> [ISTRUZIONI DI LAVORO]
(1) Nell'intervista ad Anna Luppi, perché suonare all'estero le sembra diverso che in Italia? Rispondi in una-tre frasi.
(2) Secondo l'intervista ad Anna Luppi, quante date dell'Amarene Tour è riuscita a realizzare?

> [ESTRATTO DEL TESTO]
---
Anna Luppi ci racconta l’esperienza live in pandemia

anna luppiIl 24 novembre sarebbe dovuto partire l‘Amarene Tour di Anna Luppi. Bagagli in spalla, macchina pronta e destinazione raggiunta ma non tutto è andato come previsto. Erano cinque le date programmate tra Germania e Belgio, ma purtroppo la pandemia si è fatta sentire e alla fine Anna è riuscita a realizzare solo due date su cinque. Ora Anna Luppi ci racconta come è andata.

Anna Luppi in tour

Ciao Anna, come è stato tornare in tour?
Un’emozione grandissima. Dopo aver dovuto rimandare il tour del 2020 e tutto ciò che ne è conseguito, poter tornare all’estero è stato immenso. Nella valigia, oggetto ormai impolverato contro la mia volontà, è entrato anche un nuovo set acustico, con piano elettrico e percussioni, di cui sono molto soddisfatta.

Prima della pandemia eri abituata a portare la tua musica fuori dal territorio nazionale. Come è suonare all’estero?
Mia impressione, magari soggettiva e falsata dal fatto che io adoro anche le culture diverse dalla italiana: mi sembra ci sia maggiore rispetto e stima del mestiere di musicista, quindi percepisco maggiore ascolto e attenzione da parte del pubblico, in qualsiasi situazione mi sia capitato di esibirmi.

Qual è secondo te la più grande pecca della musica live in Italia?
Non credo di avere strumenti per poter rispondere completamente a questa domanda e la mia visione è sicuramente parziale rispetto al panorama italiano… A mio avviso c’è un problema legato al riconoscimento della figura del o della musicista come lavoro, come attività che portiamo avanti non solo per passione e amore per l’arte, ma anche come nostra principale attività per vivere. Quante volte ci sentiamo chiedere “sì, musicista, ma di lavoro?”.
---
> [DATI FORNITI]
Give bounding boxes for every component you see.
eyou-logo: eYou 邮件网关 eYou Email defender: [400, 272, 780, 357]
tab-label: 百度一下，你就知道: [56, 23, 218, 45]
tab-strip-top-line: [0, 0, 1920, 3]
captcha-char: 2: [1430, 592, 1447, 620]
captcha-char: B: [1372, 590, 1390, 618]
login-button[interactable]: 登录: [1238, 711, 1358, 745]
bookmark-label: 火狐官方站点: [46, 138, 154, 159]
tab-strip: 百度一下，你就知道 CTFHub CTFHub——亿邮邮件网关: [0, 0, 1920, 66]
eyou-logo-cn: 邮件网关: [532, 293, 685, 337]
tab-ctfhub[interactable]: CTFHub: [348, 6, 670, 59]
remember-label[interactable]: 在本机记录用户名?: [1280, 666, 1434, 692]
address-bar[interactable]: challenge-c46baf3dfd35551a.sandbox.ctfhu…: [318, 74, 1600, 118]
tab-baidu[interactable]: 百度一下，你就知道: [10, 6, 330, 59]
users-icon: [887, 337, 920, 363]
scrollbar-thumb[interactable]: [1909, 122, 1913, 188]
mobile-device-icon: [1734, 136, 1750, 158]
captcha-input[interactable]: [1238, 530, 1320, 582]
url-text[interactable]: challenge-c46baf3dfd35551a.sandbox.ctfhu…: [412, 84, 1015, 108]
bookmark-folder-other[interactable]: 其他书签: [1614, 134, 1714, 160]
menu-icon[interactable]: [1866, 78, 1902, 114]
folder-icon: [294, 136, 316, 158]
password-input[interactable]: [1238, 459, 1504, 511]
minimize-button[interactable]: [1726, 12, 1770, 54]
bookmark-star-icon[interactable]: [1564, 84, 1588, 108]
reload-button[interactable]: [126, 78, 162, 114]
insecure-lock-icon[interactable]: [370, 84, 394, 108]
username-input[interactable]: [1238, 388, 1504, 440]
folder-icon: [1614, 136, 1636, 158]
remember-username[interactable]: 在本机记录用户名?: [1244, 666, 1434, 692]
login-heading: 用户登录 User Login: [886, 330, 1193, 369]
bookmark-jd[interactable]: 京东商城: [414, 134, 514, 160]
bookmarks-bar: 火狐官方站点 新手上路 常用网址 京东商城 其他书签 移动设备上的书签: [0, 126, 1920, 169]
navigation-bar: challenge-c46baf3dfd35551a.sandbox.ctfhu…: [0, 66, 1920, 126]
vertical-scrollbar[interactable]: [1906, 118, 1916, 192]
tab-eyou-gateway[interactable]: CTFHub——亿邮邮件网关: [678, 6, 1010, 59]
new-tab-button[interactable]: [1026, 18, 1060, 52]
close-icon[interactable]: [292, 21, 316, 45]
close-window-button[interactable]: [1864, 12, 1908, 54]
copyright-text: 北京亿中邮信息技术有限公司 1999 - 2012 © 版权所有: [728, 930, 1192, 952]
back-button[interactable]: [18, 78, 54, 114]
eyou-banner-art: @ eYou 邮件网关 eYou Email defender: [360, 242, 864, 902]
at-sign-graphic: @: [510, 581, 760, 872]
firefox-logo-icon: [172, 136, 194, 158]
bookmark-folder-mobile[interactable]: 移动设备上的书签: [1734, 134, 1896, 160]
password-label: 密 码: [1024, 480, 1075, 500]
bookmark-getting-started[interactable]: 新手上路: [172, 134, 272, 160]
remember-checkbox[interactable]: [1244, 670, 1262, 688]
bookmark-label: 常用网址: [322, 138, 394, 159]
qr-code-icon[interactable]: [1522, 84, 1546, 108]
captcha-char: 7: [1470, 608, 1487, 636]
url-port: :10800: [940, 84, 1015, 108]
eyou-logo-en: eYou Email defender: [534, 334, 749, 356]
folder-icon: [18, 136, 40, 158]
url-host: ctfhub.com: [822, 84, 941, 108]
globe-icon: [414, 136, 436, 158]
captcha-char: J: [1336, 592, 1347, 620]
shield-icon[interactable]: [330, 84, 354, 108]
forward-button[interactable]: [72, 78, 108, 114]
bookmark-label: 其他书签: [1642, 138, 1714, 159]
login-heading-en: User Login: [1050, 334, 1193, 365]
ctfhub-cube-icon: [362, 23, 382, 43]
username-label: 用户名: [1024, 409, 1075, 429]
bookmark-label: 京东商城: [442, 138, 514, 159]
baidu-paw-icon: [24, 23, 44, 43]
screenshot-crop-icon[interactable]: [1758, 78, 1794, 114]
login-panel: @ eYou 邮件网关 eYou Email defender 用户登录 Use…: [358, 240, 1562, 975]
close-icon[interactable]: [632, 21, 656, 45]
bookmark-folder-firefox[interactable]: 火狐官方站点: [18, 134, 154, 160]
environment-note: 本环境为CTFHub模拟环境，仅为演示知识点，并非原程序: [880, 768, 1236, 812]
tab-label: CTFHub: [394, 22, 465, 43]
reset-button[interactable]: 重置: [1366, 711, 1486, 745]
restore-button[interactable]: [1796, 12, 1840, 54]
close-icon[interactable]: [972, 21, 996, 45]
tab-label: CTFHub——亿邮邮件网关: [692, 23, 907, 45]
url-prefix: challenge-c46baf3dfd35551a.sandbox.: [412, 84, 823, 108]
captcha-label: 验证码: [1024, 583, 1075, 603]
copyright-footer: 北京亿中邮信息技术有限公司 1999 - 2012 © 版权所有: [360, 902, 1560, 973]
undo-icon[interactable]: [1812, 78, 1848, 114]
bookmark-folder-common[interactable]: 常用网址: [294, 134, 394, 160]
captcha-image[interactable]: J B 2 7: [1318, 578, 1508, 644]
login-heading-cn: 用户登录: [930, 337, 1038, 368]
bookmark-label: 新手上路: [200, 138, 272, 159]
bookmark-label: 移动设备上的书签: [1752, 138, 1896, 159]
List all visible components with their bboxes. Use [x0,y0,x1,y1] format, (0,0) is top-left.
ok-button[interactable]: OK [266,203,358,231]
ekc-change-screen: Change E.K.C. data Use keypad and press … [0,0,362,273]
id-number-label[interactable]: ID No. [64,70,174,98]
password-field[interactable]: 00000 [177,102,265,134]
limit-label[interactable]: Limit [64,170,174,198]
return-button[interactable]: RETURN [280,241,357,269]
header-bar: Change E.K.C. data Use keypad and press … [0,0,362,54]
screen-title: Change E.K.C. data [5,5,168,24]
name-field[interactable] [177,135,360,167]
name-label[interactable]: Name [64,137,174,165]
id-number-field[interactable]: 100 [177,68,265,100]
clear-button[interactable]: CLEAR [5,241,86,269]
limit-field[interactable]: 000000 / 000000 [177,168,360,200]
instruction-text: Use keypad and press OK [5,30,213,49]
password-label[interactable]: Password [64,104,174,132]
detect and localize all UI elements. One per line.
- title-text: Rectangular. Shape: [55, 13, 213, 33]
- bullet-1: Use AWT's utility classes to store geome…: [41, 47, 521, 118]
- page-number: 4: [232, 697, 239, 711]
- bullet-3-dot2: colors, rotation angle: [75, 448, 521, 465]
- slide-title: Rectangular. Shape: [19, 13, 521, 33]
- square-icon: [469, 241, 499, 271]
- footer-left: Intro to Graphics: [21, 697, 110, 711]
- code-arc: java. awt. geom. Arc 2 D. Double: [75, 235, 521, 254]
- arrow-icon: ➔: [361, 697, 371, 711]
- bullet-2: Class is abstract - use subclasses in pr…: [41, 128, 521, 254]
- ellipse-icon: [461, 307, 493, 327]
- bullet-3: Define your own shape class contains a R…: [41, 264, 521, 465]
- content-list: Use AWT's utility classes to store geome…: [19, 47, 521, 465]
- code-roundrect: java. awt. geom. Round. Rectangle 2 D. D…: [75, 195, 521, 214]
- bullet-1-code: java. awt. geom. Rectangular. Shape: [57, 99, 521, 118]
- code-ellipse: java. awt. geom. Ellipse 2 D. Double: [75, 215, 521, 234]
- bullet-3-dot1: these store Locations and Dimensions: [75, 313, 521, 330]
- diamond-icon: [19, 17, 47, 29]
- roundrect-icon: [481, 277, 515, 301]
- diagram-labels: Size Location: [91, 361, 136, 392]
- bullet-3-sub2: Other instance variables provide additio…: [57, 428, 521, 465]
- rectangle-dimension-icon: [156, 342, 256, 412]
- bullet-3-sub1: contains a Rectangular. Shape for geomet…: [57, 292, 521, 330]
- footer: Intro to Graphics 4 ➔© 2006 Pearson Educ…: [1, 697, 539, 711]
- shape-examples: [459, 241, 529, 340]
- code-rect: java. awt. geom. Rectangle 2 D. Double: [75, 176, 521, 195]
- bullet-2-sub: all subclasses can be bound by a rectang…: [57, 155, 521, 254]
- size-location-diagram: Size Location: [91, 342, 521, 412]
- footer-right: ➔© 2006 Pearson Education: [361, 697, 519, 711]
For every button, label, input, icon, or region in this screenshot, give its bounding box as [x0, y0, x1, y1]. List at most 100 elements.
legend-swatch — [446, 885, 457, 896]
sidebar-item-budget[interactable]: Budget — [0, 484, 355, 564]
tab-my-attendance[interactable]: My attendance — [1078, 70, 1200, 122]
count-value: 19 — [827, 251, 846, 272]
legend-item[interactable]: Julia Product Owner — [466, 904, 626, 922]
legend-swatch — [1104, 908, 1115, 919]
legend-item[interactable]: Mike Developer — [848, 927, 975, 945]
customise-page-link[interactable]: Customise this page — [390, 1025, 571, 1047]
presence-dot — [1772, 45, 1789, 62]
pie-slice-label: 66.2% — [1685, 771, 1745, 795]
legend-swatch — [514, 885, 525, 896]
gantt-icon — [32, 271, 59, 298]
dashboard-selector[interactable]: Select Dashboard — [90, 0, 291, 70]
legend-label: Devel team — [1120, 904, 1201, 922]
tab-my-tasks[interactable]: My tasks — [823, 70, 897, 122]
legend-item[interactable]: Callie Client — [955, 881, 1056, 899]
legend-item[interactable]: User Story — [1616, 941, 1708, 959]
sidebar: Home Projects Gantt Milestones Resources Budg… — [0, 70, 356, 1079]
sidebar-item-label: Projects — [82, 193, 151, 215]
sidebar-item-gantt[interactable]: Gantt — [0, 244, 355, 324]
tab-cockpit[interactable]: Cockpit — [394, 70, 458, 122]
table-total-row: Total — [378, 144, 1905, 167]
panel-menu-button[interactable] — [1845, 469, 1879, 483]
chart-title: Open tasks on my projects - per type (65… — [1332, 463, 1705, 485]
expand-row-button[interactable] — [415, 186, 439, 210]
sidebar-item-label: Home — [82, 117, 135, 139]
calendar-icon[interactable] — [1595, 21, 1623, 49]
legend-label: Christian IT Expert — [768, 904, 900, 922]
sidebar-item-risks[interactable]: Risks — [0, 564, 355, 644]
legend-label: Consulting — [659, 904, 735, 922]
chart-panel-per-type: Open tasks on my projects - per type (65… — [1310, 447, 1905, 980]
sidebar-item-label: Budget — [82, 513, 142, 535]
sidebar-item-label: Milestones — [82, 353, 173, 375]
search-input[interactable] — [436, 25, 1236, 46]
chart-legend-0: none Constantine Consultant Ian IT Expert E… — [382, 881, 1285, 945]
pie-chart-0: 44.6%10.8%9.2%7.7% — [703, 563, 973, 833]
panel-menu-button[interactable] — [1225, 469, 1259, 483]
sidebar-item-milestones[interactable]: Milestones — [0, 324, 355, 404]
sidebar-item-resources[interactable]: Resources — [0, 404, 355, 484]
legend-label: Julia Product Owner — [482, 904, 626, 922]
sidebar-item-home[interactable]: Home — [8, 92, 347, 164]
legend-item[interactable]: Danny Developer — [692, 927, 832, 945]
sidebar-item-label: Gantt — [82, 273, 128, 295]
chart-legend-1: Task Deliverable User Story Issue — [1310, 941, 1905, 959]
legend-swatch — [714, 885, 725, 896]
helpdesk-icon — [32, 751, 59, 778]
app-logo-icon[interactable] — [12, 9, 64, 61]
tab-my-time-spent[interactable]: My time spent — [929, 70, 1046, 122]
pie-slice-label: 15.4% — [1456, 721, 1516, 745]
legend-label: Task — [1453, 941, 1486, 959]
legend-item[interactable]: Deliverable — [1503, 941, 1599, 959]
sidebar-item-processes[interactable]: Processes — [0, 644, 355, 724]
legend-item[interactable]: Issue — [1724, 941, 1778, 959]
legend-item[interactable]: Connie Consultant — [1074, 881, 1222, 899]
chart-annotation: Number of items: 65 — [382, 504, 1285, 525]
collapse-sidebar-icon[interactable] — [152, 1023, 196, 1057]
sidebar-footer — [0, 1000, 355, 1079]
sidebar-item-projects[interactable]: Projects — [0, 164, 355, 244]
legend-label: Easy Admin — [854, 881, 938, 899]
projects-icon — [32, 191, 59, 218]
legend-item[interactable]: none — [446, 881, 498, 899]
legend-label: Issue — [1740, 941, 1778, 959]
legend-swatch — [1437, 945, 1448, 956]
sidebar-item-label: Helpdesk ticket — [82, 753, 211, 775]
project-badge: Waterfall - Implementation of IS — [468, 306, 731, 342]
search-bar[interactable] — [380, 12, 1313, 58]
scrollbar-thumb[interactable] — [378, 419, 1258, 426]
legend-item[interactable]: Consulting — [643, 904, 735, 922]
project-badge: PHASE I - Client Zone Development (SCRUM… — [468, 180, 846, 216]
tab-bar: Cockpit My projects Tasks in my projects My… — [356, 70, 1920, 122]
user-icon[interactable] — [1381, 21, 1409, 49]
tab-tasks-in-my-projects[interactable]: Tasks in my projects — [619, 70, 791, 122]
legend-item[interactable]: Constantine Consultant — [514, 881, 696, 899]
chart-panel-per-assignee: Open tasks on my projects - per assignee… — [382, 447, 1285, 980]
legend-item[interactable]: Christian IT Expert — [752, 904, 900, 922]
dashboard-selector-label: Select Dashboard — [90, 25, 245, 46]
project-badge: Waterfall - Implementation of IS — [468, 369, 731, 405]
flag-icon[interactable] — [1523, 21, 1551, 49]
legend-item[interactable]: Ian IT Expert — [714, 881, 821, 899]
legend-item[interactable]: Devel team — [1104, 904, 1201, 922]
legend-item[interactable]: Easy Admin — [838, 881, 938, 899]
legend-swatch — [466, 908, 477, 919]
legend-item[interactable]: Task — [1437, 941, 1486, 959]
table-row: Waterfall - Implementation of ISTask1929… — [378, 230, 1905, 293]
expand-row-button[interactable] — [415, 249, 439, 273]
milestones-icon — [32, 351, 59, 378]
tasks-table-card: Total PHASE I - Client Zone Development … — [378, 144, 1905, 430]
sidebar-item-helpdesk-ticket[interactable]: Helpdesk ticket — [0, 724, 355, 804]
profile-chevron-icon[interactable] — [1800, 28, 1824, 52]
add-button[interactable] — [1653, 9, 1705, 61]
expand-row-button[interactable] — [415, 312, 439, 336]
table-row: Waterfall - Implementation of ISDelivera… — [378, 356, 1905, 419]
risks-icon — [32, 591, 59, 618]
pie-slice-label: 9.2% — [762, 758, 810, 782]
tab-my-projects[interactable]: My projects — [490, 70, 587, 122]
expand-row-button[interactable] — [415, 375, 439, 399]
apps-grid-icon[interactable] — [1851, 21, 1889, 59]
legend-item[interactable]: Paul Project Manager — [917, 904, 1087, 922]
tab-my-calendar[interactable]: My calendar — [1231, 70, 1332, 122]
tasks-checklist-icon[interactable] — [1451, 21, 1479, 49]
---
> [SOLUZIONI DELL'ESERCIZIO]
(1) Le sembra che all'estero ci siano maggiore rispetto e stima per il mestiere di musicista. Per questo percepisce più ascolto e attenzione da parte del pubblico, in qualsiasi situazione si sia esibita. Precisa però che è una sua impressione, forse soggettiva e falsata dal fatto che adora anche le culture diverse da quella italiana.

(2) Solo due date su cinque.